Using the data below, determine the number of lines that include the string "JSON". Write only that number.

A run of records
** Start **

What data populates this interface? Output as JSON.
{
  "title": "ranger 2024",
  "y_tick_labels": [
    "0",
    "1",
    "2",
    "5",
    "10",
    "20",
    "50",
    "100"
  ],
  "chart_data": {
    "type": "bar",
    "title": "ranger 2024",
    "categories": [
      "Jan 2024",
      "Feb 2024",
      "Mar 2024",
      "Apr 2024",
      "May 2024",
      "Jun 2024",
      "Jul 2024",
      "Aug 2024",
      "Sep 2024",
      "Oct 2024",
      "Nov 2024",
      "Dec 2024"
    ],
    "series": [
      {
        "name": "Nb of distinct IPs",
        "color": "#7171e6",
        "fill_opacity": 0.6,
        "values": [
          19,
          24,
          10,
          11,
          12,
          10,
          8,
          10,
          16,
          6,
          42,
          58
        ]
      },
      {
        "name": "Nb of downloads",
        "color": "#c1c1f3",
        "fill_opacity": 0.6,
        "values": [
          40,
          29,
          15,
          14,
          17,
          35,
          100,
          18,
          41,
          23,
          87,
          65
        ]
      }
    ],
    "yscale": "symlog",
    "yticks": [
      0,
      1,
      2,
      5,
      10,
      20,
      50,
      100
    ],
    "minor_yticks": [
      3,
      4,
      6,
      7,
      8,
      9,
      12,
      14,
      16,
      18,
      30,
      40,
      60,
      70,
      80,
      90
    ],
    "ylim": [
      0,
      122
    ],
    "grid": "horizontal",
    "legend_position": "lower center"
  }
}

** End **
** Start **

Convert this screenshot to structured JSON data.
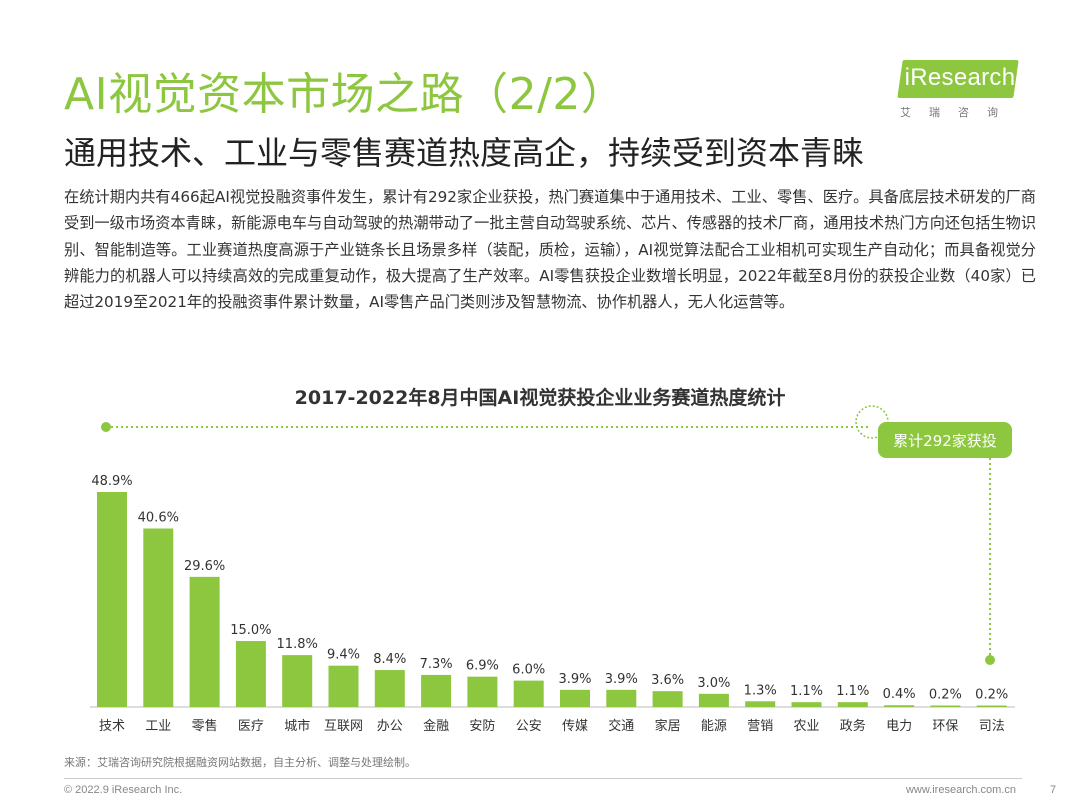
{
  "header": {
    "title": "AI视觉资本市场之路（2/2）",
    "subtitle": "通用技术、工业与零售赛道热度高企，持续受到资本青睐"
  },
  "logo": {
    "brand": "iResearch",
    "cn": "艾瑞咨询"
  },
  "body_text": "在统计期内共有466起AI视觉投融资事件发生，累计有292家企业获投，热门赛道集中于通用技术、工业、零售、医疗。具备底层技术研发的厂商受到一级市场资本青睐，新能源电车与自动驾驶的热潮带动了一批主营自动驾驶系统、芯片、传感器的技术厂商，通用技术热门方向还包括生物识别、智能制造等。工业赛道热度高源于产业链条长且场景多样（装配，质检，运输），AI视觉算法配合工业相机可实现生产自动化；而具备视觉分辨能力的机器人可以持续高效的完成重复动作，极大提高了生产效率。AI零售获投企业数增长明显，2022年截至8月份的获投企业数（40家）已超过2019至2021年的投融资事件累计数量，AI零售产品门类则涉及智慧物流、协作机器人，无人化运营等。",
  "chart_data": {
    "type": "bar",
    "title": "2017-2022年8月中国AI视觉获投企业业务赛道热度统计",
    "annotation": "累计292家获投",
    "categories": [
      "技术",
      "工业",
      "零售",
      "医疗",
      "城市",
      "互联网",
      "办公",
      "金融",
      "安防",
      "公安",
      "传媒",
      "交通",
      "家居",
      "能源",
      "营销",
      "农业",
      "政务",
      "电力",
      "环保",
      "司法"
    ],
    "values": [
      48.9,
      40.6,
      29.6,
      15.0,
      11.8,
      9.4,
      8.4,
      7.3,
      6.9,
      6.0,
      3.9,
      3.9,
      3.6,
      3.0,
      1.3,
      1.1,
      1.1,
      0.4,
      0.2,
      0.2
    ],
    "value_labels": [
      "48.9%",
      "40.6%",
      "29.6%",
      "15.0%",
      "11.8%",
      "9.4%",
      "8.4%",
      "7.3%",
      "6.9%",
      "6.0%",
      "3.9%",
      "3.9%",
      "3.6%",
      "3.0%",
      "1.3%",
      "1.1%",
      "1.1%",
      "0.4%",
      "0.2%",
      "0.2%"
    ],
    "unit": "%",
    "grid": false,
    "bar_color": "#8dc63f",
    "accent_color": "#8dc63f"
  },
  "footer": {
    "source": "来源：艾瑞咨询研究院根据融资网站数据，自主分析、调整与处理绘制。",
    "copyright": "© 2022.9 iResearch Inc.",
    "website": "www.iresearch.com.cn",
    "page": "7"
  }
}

** End **

RESULT FOR THIS TASK =>
2